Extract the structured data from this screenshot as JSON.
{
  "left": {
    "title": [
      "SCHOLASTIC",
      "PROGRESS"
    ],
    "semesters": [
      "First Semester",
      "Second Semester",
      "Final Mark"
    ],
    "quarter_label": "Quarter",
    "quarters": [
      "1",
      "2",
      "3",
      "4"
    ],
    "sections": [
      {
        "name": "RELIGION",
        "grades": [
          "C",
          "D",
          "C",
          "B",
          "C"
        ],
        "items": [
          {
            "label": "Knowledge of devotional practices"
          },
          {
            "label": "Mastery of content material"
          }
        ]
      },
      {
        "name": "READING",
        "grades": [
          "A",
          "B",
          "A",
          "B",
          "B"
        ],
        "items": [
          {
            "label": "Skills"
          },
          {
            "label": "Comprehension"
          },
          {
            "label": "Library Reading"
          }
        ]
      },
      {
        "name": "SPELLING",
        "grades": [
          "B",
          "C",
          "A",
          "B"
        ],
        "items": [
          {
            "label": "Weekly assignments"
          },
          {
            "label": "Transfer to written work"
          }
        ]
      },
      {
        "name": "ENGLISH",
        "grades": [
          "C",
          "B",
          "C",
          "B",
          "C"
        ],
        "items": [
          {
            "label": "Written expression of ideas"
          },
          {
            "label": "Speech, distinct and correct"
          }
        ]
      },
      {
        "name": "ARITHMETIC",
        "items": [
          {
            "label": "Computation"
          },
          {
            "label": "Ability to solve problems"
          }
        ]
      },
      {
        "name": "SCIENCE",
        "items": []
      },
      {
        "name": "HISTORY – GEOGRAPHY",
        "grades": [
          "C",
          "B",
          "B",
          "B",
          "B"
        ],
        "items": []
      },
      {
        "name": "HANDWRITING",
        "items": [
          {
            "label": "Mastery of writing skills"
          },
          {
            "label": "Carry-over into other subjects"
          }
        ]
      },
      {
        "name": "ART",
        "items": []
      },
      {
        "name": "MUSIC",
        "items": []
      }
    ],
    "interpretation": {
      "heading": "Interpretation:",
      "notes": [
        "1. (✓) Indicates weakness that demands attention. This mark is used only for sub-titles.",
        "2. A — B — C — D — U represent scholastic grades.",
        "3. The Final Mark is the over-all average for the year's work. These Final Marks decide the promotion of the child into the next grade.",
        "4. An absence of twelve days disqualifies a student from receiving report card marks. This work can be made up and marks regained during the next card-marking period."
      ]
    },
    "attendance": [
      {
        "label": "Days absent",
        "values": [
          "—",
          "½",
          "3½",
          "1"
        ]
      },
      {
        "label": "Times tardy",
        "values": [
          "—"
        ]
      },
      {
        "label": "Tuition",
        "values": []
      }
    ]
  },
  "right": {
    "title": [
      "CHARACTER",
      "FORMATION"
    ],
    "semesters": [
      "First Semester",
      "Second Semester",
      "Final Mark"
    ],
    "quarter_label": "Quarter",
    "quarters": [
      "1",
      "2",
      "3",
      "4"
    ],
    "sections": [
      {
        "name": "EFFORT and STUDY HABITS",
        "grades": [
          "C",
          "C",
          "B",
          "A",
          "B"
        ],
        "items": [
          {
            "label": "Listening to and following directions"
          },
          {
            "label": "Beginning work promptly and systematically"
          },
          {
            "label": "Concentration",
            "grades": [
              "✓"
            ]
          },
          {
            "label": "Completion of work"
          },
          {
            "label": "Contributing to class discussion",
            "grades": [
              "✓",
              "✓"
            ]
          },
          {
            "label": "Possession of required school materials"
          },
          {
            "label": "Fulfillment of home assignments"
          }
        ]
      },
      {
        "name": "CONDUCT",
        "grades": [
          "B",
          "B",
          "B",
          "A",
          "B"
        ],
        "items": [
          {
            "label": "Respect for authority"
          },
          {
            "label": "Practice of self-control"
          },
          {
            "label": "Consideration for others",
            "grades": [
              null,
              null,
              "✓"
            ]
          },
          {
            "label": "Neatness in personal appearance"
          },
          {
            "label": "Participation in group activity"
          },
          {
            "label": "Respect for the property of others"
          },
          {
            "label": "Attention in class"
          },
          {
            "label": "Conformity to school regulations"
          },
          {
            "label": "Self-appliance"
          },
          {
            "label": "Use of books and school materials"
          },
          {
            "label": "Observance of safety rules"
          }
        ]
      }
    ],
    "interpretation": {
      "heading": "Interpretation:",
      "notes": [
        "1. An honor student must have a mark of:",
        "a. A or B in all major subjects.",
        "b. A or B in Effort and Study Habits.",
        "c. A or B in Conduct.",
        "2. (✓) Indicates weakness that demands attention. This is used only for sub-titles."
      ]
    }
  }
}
● ● ● ●
▶ Prompt
Pick out every line holding the string "others" and return it.

▶ Task response
            "label": "Consideration for others",
            "label": "Respect for the property of others"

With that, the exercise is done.